Convert the rows, starting at the line that contains "342, 630, 382]" and ending at the line that contains "662, 988, 737]", into a Markdown table with two columns, No. and Line. Number each line in No. and leave out any blank lines.

[Start Data provided]

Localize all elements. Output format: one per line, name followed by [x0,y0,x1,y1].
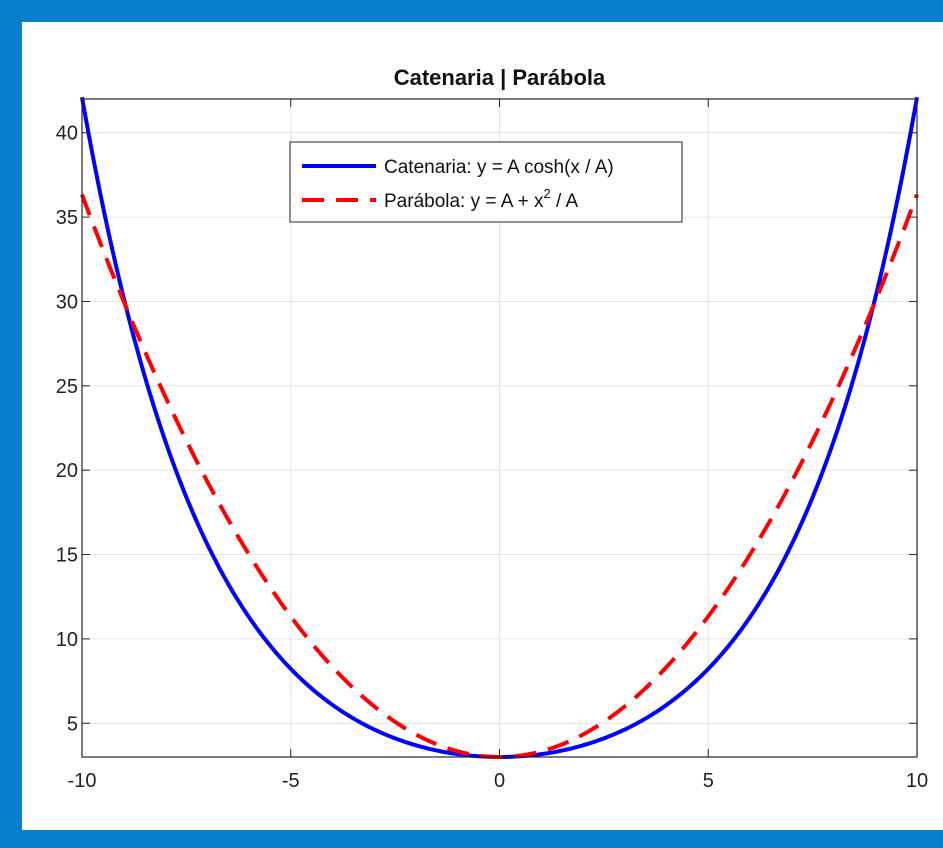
chart-svg: -10 -5 0 5 10 5 10 15 20 25 30 35 40 Catenaria | Par… [56,65,928,792]
y-tick-label: 35 [56,207,78,229]
y-tick-label: 30 [56,291,78,313]
legend: Catenaria: y = A cosh(x / A) Parábola: y … [289,141,683,223]
legend-label-parabola: Parábola: y = A + x2 / A [384,186,579,212]
legend-box [289,141,683,223]
y-tick-label: 25 [56,376,78,398]
x-tick-label: -10 [68,770,97,792]
x-tick-label: 10 [906,770,928,792]
tick-layer: -10 -5 0 5 10 5 10 15 20 25 30 35 40 [56,99,928,792]
x-tick-label: 5 [703,770,714,792]
chart-title: Catenaria | Parábola [394,65,606,90]
x-tick-label: -5 [282,770,300,792]
figure-frame: -10 -5 0 5 10 5 10 15 20 25 30 35 40 Catenaria | Par… [22,22,943,830]
y-tick-label: 10 [56,629,78,651]
y-tick-label: 5 [67,713,78,735]
y-tick-label: 15 [56,545,78,567]
y-tick-label: 40 [56,123,78,145]
y-tick-label: 20 [56,460,78,482]
x-tick-label: 0 [494,770,505,792]
legend-label-catenaria: Catenaria: y = A cosh(x / A) [384,157,614,178]
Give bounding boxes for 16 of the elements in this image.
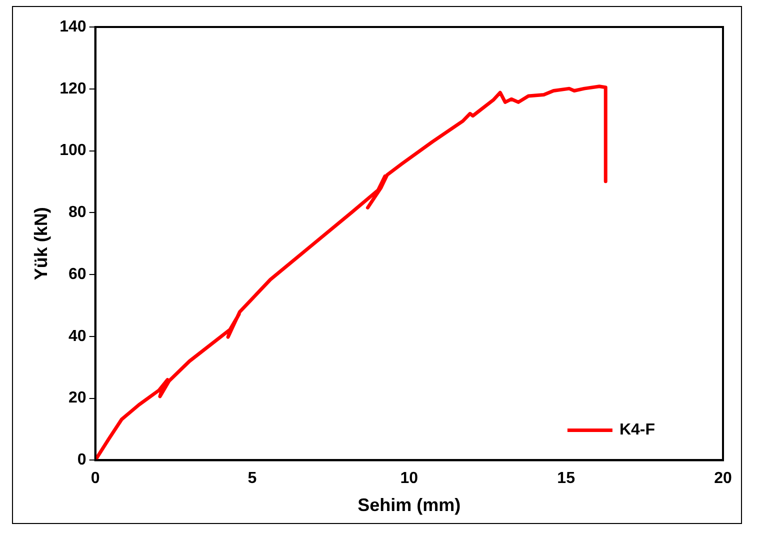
y-tick-label: 120	[60, 80, 86, 98]
x-tick-label: 10	[400, 470, 418, 488]
y-tick-label: 80	[68, 204, 86, 222]
y-tick-label: 100	[60, 142, 86, 160]
legend-label: K4-F	[619, 422, 656, 439]
x-tick-label: 15	[557, 470, 576, 488]
y-tick-label: 40	[68, 328, 86, 345]
x-tick-label: 20	[714, 470, 732, 488]
y-tick-label: 140	[60, 18, 86, 36]
x-tick-label: 5	[248, 470, 257, 488]
x-tick-label: 0	[90, 470, 100, 488]
x-axis-title: Sehim (mm)	[358, 495, 461, 516]
y-tick-label: 60	[68, 266, 86, 283]
y-axis-title: Yük (kN)	[30, 207, 51, 280]
y-tick-label: 0	[77, 452, 86, 469]
y-tick-label: 20	[68, 390, 86, 407]
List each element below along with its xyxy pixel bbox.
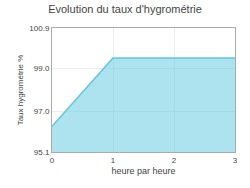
svg-text:heure par heure: heure par heure (111, 166, 175, 176)
svg-text:95.1: 95.1 (34, 148, 50, 157)
svg-text:3: 3 (233, 156, 238, 165)
svg-text:99.0: 99.0 (34, 64, 50, 73)
svg-text:Taux hygrométrie %: Taux hygrométrie % (16, 55, 25, 126)
svg-text:0: 0 (50, 156, 55, 165)
svg-text:1: 1 (111, 156, 116, 165)
svg-text:Evolution du taux d'hygrométri: Evolution du taux d'hygrométrie (48, 3, 202, 15)
svg-text:100.9: 100.9 (29, 24, 50, 33)
svg-text:97.0: 97.0 (34, 107, 50, 116)
svg-text:2: 2 (172, 156, 177, 165)
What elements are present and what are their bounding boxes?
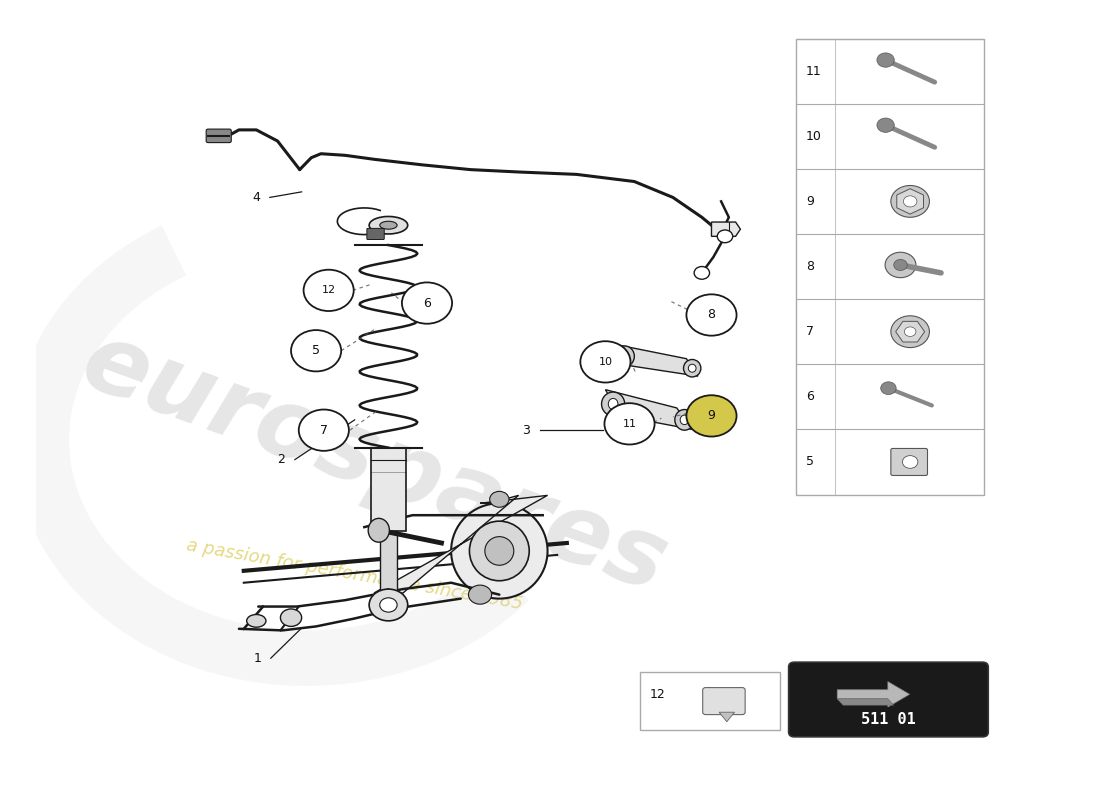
Circle shape	[581, 342, 630, 382]
Text: 9: 9	[707, 410, 715, 422]
Ellipse shape	[615, 346, 635, 366]
Polygon shape	[605, 390, 692, 430]
Polygon shape	[379, 531, 397, 590]
Circle shape	[886, 252, 916, 278]
Text: 5: 5	[806, 455, 814, 469]
Ellipse shape	[485, 537, 514, 566]
Polygon shape	[895, 322, 925, 342]
Ellipse shape	[602, 392, 625, 416]
Text: 11: 11	[806, 65, 822, 78]
Polygon shape	[371, 448, 406, 531]
Circle shape	[891, 316, 930, 347]
Text: eurospares: eurospares	[69, 314, 679, 613]
Circle shape	[877, 118, 894, 132]
Circle shape	[904, 327, 916, 337]
Circle shape	[903, 196, 917, 207]
Text: 8: 8	[806, 260, 814, 273]
Text: 12: 12	[321, 286, 336, 295]
Ellipse shape	[689, 364, 696, 372]
Circle shape	[402, 282, 452, 324]
Text: 2: 2	[277, 453, 285, 466]
Ellipse shape	[451, 503, 548, 598]
FancyBboxPatch shape	[796, 38, 984, 494]
Circle shape	[469, 585, 492, 604]
Text: 5: 5	[312, 344, 320, 358]
Circle shape	[370, 589, 408, 621]
Polygon shape	[712, 222, 740, 236]
Ellipse shape	[674, 410, 694, 430]
FancyBboxPatch shape	[367, 228, 384, 239]
Ellipse shape	[246, 614, 266, 627]
Ellipse shape	[370, 217, 408, 234]
Text: 10: 10	[806, 130, 822, 142]
Ellipse shape	[680, 415, 689, 425]
Text: 511 01: 511 01	[861, 711, 916, 726]
Circle shape	[717, 230, 733, 242]
Text: 6: 6	[806, 390, 814, 403]
Text: 1: 1	[253, 652, 261, 665]
Polygon shape	[837, 699, 893, 705]
Circle shape	[304, 270, 354, 311]
FancyBboxPatch shape	[789, 662, 988, 737]
Text: 8: 8	[707, 309, 715, 322]
Ellipse shape	[683, 359, 701, 377]
Circle shape	[877, 53, 894, 67]
FancyBboxPatch shape	[891, 449, 927, 475]
Text: 6: 6	[424, 297, 431, 310]
Ellipse shape	[620, 351, 629, 361]
Polygon shape	[837, 682, 910, 707]
Circle shape	[686, 294, 737, 336]
Text: 9: 9	[806, 195, 814, 208]
Circle shape	[694, 266, 710, 279]
FancyBboxPatch shape	[703, 687, 745, 714]
Ellipse shape	[470, 521, 529, 581]
Circle shape	[902, 456, 917, 468]
Ellipse shape	[608, 398, 618, 410]
Text: a passion for performance since 1985: a passion for performance since 1985	[185, 536, 525, 614]
Circle shape	[280, 609, 301, 626]
Text: 12: 12	[650, 688, 666, 701]
Text: 7: 7	[320, 424, 328, 437]
Circle shape	[490, 491, 509, 507]
Polygon shape	[374, 495, 548, 593]
Polygon shape	[896, 189, 924, 214]
Text: 4: 4	[252, 191, 261, 204]
Circle shape	[686, 395, 737, 437]
Polygon shape	[619, 345, 698, 376]
Ellipse shape	[379, 222, 397, 229]
Text: 7: 7	[806, 325, 814, 338]
Circle shape	[379, 598, 397, 612]
Ellipse shape	[368, 518, 389, 542]
Circle shape	[881, 382, 896, 394]
FancyBboxPatch shape	[640, 673, 780, 730]
Text: 10: 10	[598, 357, 613, 367]
Circle shape	[299, 410, 349, 451]
Circle shape	[893, 259, 907, 270]
Polygon shape	[719, 712, 735, 722]
FancyBboxPatch shape	[206, 129, 231, 142]
Text: 3: 3	[522, 424, 530, 437]
Circle shape	[292, 330, 341, 371]
Circle shape	[604, 403, 654, 445]
Circle shape	[891, 186, 930, 218]
Text: 11: 11	[623, 419, 637, 429]
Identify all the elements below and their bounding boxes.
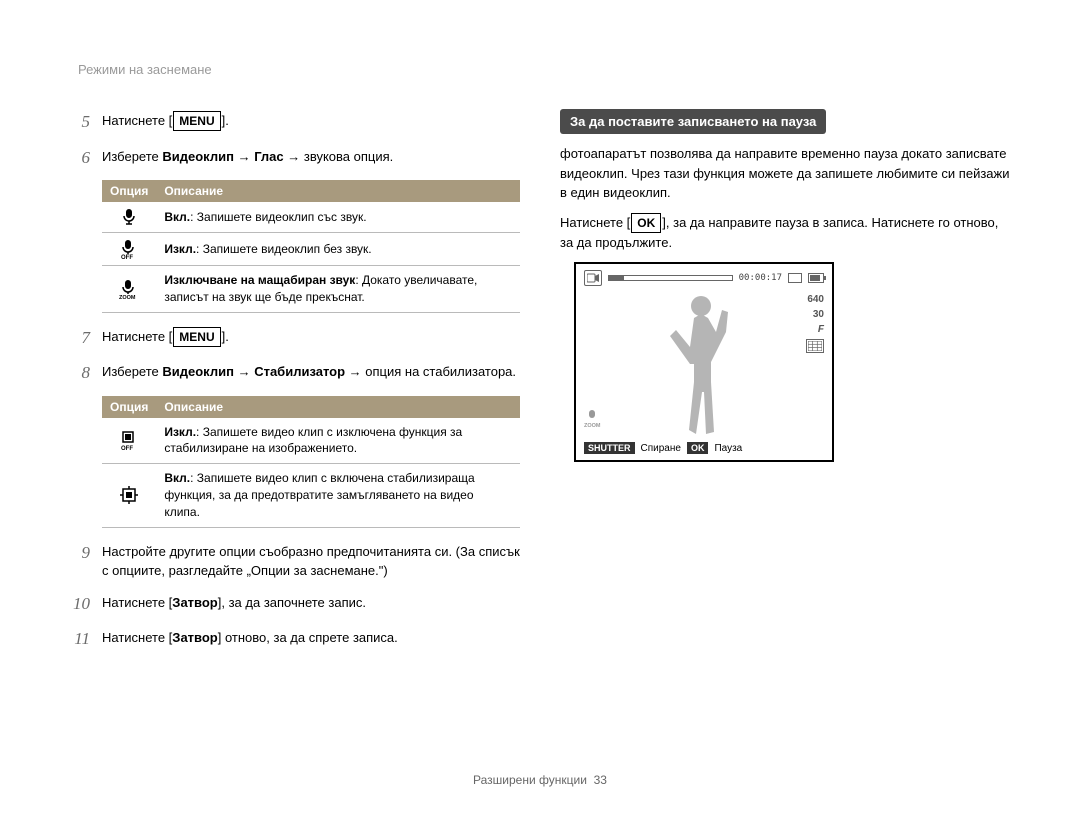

[End Data provided]

#### [Correct response]
| No. | Line |
|---|---|
| 1 | Circle shape	[581, 342, 630, 382] |
| 2 | Text: 9: 9	[707, 410, 715, 422] |
| 3 | Ellipse shape	[615, 346, 635, 366] |
| 4 | Polygon shape	[605, 390, 692, 430] |
| 5 | Polygon shape	[379, 531, 397, 590] |
| 6 | Circle shape	[886, 252, 916, 278] |
| 7 | Text: 5: 5	[806, 455, 814, 469] |
| 8 | Ellipse shape	[485, 537, 514, 566] |
| 9 | Polygon shape	[895, 322, 925, 342] |
| 10 | Ellipse shape	[602, 392, 625, 416] |
| 11 | Text: 11: 11	[806, 65, 822, 78] |
| 12 | Polygon shape	[371, 448, 406, 531] |
| 13 | Circle shape	[891, 316, 930, 347] |
| 14 | Text: eurospares: eurospares	[69, 314, 679, 613] |
| 15 | Circle shape	[877, 118, 894, 132] |
| 16 | Circle shape	[904, 327, 916, 337] |
| 17 | Circle shape	[903, 196, 917, 207] |
| 18 | Text: 8: 8	[806, 260, 814, 273] |
| 19 | Text: 12: 12	[321, 286, 336, 295] |
| 20 | Ellipse shape	[689, 364, 696, 372] |
| 21 | Circle shape	[402, 282, 452, 324] |
| 22 | Text: 2: 2	[277, 453, 285, 466] |
| 23 | Ellipse shape	[451, 503, 548, 598] |
| 24 | FancyBboxPatch shape	[796, 38, 984, 494] |
| 25 | Circle shape	[469, 585, 492, 604] |
| 26 | Text: 5: 5	[312, 344, 320, 358] |
| 27 | Circle shape	[370, 589, 408, 621] |
| 28 | Polygon shape	[712, 222, 740, 236] |
| 29 | Ellipse shape	[674, 410, 694, 430] |
| 30 | FancyBboxPatch shape	[367, 228, 384, 239] |
| 31 | Ellipse shape	[246, 614, 266, 627] |
| 32 | Ellipse shape	[370, 217, 408, 234] |
| 33 | Text: 10: 10	[806, 130, 822, 142] |
| 34 | Ellipse shape	[680, 415, 689, 425] |
| 35 | Text: 511 01: 511 01	[861, 711, 916, 726] |
| 36 | Circle shape	[717, 230, 733, 242] |
| 37 | Text: 6: 6	[806, 390, 814, 403] |
| 38 | Text: 1: 1	[253, 652, 261, 665] |
| 39 | Polygon shape	[837, 699, 893, 705] |
| 40 | Circle shape	[304, 270, 354, 311] |
| 41 | FancyBboxPatch shape	[789, 662, 988, 737] |